Stored items
'''

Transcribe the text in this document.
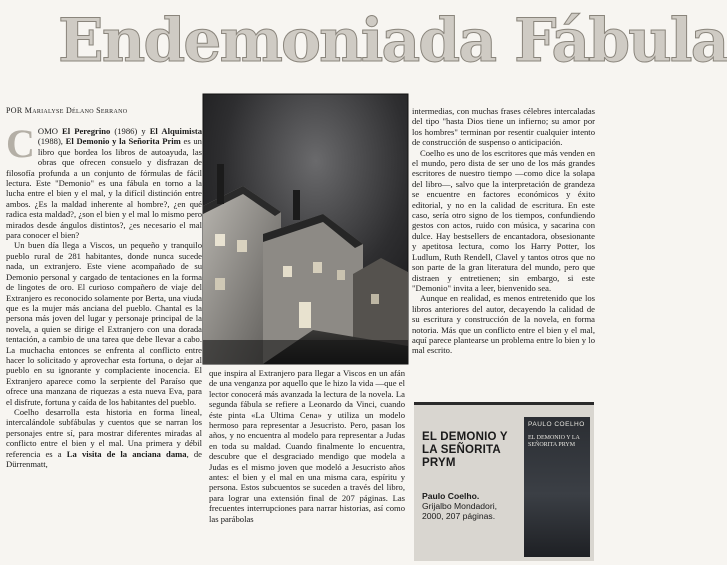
Endemoniada Fábula
POR Marialyse Délano Serrano

COMO El Peregrino (1986) y El Alquimista (1988), El Demonio y la Señorita Prim es un libro que bordea los libros de autoayuda, las obras que ofrecen consuelo y disfrazan de filosofía profunda a un conjunto de fórmulas de fácil lectura. Este "Demonio" es una fábula en torno a la lucha entre el bien y el mal, y la difícil distinción entre ambos. ¿Es la maldad inherente al hombre?, ¿en qué radica esta maldad?, ¿son el bien y el mal lo mismo pero mirados desde ángulos distintos?, ¿es necesario el mal para conocer el bien?

Un buen día llega a Viscos, un pequeño y tranquilo pueblo rural de 281 habitantes, donde nunca sucede nada, un extranjero. Este viene acompañado de su Demonio personal y cargado de tentaciones en la forma de lingotes de oro. El curioso compañero de viaje del Extranjero es reconocido solamente por Berta, una viuda que es la mujer más anciana del pueblo. Chantal es la persona más joven del lugar y personaje principal de la novela, a quien se dirige el Extranjero con una dorada tentación, a cambio de una tarea que debe llevar a cabo. La muchacha entonces se enfrenta al conflicto entre hacer lo solicitado y aprovechar esta fortuna, o dejar al pueblo en su ignorante y complaciente inocencia. El Extranjero aparece como la serpiente del Paraíso que ofrece una manzana de riquezas a esta nueva Eva, para el disfrute, fortuna y caída de los habitantes del pueblo.

Coelho desarrolla esta historia en forma lineal, intercalándole subfábulas y cuentos que se narran los personajes entre sí, para mostrar diferentes miradas al conflicto entre el bien y el mal. Una primera y débil referencia es a La visita de la anciana dama, de Dürrenmatt,

que inspira al Extranjero para llegar a Viscos en un afán de una venganza por aquello que le hizo la vida —que el lector conocerá más avanzada la lectura de la novela. La segunda fábula se refiere a Leonardo da Vinci, cuando éste pinta «La Ultima Cena» y utiliza un modelo hermoso para representar a Jesucristo. Pero, pasan los años, y no encuentra al modelo para representar a Judas en toda su maldad. Cuando finalmente lo encuentra, descubre que el desgraciado mendigo que modela a Judas es el mismo joven que modeló a Jesucristo años antes: el bien y el mal en una misma cara, espíritu y persona. Estos subcuentos se suceden a través del libro, para lograr una extensión final de 207 páginas. Las frecuentes interrupciones para narrar historias, así como las parábolas

intermedias, con muchas frases célebres intercaladas del tipo "hasta Dios tiene un infierno; su amor por los hombres" terminan por resentir cualquier intento de construcción de suspenso o anticipación.

Coelho es uno de los escritores que más venden en el mundo, pero dista de ser uno de los más grandes escritores de nuestro tiempo —como dice la solapa del libro—, salvo que la interpretación de grandeza se encuentre en factores económicos y éxito editorial, y no en la calidad de escritura. En este caso, sería otro signo de los tiempos, confundiendo gestos con actos, ruido con música, y sacarina con dulce. Hay bestsellers de encantadora, obsesionante y apetitosa lectura, como los Harry Potter, los Ludlum, Ruth Rendell, Clavel y tantos otros que no son parte de la gran literatura del mundo, pero que distraen y entretienen; sin embargo, si este "Demonio" invita a leer, bienvenido sea.

Aunque en realidad, es menos entretenido que los libros anteriores del autor, decayendo la calidad de su escritura y construcción de la novela, en forma notoria. Más que un conflicto entre el bien y el mal, aquí parece plantearse un problema entre lo bien y lo mal escrito.

EL DEMONIO Y LA SEÑORITA PRYM
Paulo Coelho.
Grijalbo Mondadori,
2000, 207 páginas.
PAULO COELHO
EL DEMONIO Y LA SEÑORITA PRYM
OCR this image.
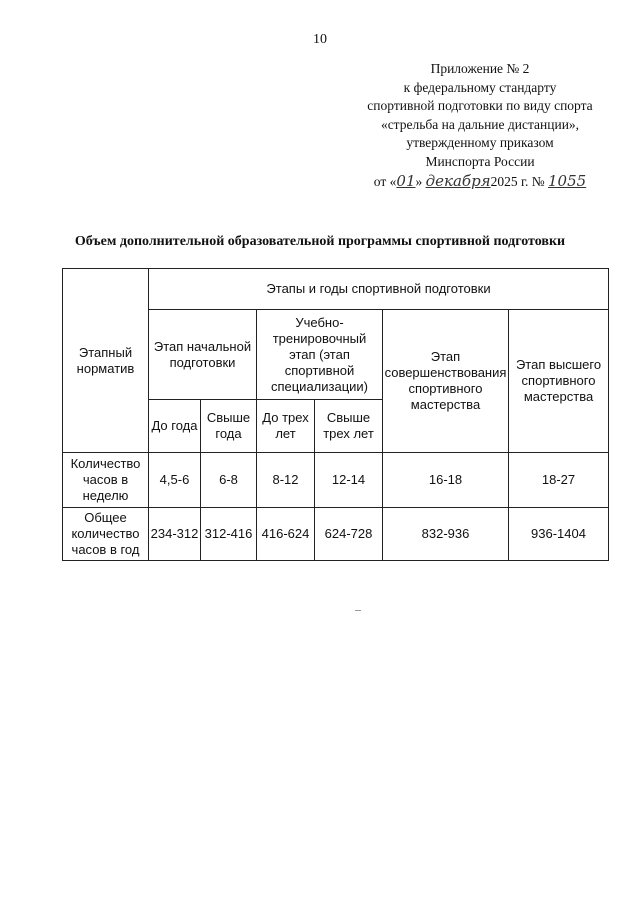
10
Приложение № 2
к федеральному стандарту
спортивной подготовки по виду спорта
«стрельба на дальние дистанции»,
утвержденному приказом
Минспорта России
от «01» декабря2025 г. № 1055
Объем дополнительной образовательной программы спортивной подготовки
Этапный норматив	Этапы и годы спортивной подготовки					
	Этап начальной подготовки		Учебно-тренировочный этап (этап спортивной специализации)		Этап совершенствования спортивного мастерства	Этап высшего спортивного мастерства
	До года	Свыше года	До трех лет	Свыше трех лет		
Количество часов в неделю	4,5-6	6-8	8-12	12-14	16-18	18-27
Общее количество часов в год	234-312	312-416	416-624	624-728	832-936	936-1404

'''

Extract the full listing exactly, with the pictures left out.

Transcribe the text in this document.
Endemoniada Fábula
POR Marialyse Délano Serrano

COMO El Peregrino (1986) y El Alquimista (1988), El Demonio y la Señorita Prim es un libro que bordea los libros de autoayuda, las obras que ofrecen consuelo y disfrazan de filosofía profunda a un conjunto de fórmulas de fácil lectura. Este "Demonio" es una fábula en torno a la lucha entre el bien y el mal, y la difícil distinción entre ambos. ¿Es la maldad inherente al hombre?, ¿en qué radica esta maldad?, ¿son el bien y el mal lo mismo pero mirados desde ángulos distintos?, ¿es necesario el mal para conocer el bien?

Un buen día llega a Viscos, un pequeño y tranquilo pueblo rural de 281 habitantes, donde nunca sucede nada, un extranjero. Este viene acompañado de su Demonio personal y cargado de tentaciones en la forma de lingotes de oro. El curioso compañero de viaje del Extranjero es reconocido solamente por Berta, una viuda que es la mujer más anciana del pueblo. Chantal es la persona más joven del lugar y personaje principal de la novela, a quien se dirige el Extranjero con una dorada tentación, a cambio de una tarea que debe llevar a cabo. La muchacha entonces se enfrenta al conflicto entre hacer lo solicitado y aprovechar esta fortuna, o dejar al pueblo en su ignorante y complaciente inocencia. El Extranjero aparece como la serpiente del Paraíso que ofrece una manzana de riquezas a esta nueva Eva, para el disfrute, fortuna y caída de los habitantes del pueblo.

Coelho desarrolla esta historia en forma lineal, intercalándole subfábulas y cuentos que se narran los personajes entre sí, para mostrar diferentes miradas al conflicto entre el bien y el mal. Una primera y débil referencia es a La visita de la anciana dama, de Dürrenmatt,

que inspira al Extranjero para llegar a Viscos en un afán de una venganza por aquello que le hizo la vida —que el lector conocerá más avanzada la lectura de la novela. La segunda fábula se refiere a Leonardo da Vinci, cuando éste pinta «La Ultima Cena» y utiliza un modelo hermoso para representar a Jesucristo. Pero, pasan los años, y no encuentra al modelo para representar a Judas en toda su maldad. Cuando finalmente lo encuentra, descubre que el desgraciado mendigo que modela a Judas es el mismo joven que modeló a Jesucristo años antes: el bien y el mal en una misma cara, espíritu y persona. Estos subcuentos se suceden a través del libro, para lograr una extensión final de 207 páginas. Las frecuentes interrupciones para narrar historias, así como las parábolas

intermedias, con muchas frases célebres intercaladas del tipo "hasta Dios tiene un infierno; su amor por los hombres" terminan por resentir cualquier intento de construcción de suspenso o anticipación.

Coelho es uno de los escritores que más venden en el mundo, pero dista de ser uno de los más grandes escritores de nuestro tiempo —como dice la solapa del libro—, salvo que la interpretación de grandeza se encuentre en factores económicos y éxito editorial, y no en la calidad de escritura. En este caso, sería otro signo de los tiempos, confundiendo gestos con actos, ruido con música, y sacarina con dulce. Hay bestsellers de encantadora, obsesionante y apetitosa lectura, como los Harry Potter, los Ludlum, Ruth Rendell, Clavel y tantos otros que no son parte de la gran literatura del mundo, pero que distraen y entretienen; sin embargo, si este "Demonio" invita a leer, bienvenido sea.

Aunque en realidad, es menos entretenido que los libros anteriores del autor, decayendo la calidad de su escritura y construcción de la novela, en forma notoria. Más que un conflicto entre el bien y el mal, aquí parece plantearse un problema entre lo bien y lo mal escrito.

EL DEMONIO Y LA SEÑORITA PRYM
Paulo Coelho.
Grijalbo Mondadori,
2000, 207 páginas.
PAULO COELHO
EL DEMONIO Y LA SEÑORITA PRYM
OCR this image.
10
Приложение № 2
к федеральному стандарту
спортивной подготовки по виду спорта
«стрельба на дальние дистанции»,
утвержденному приказом
Минспорта России
от «01» декабря2025 г. № 1055
Объем дополнительной образовательной программы спортивной подготовки
Этапный норматив	Этапы и годы спортивной подготовки					
	Этап начальной подготовки		Учебно-тренировочный этап (этап спортивной специализации)		Этап совершенствования спортивного мастерства	Этап высшего спортивного мастерства
	До года	Свыше года	До трех лет	Свыше трех лет		
Количество часов в неделю	4,5-6	6-8	8-12	12-14	16-18	18-27
Общее количество часов в год	234-312	312-416	416-624	624-728	832-936	936-1404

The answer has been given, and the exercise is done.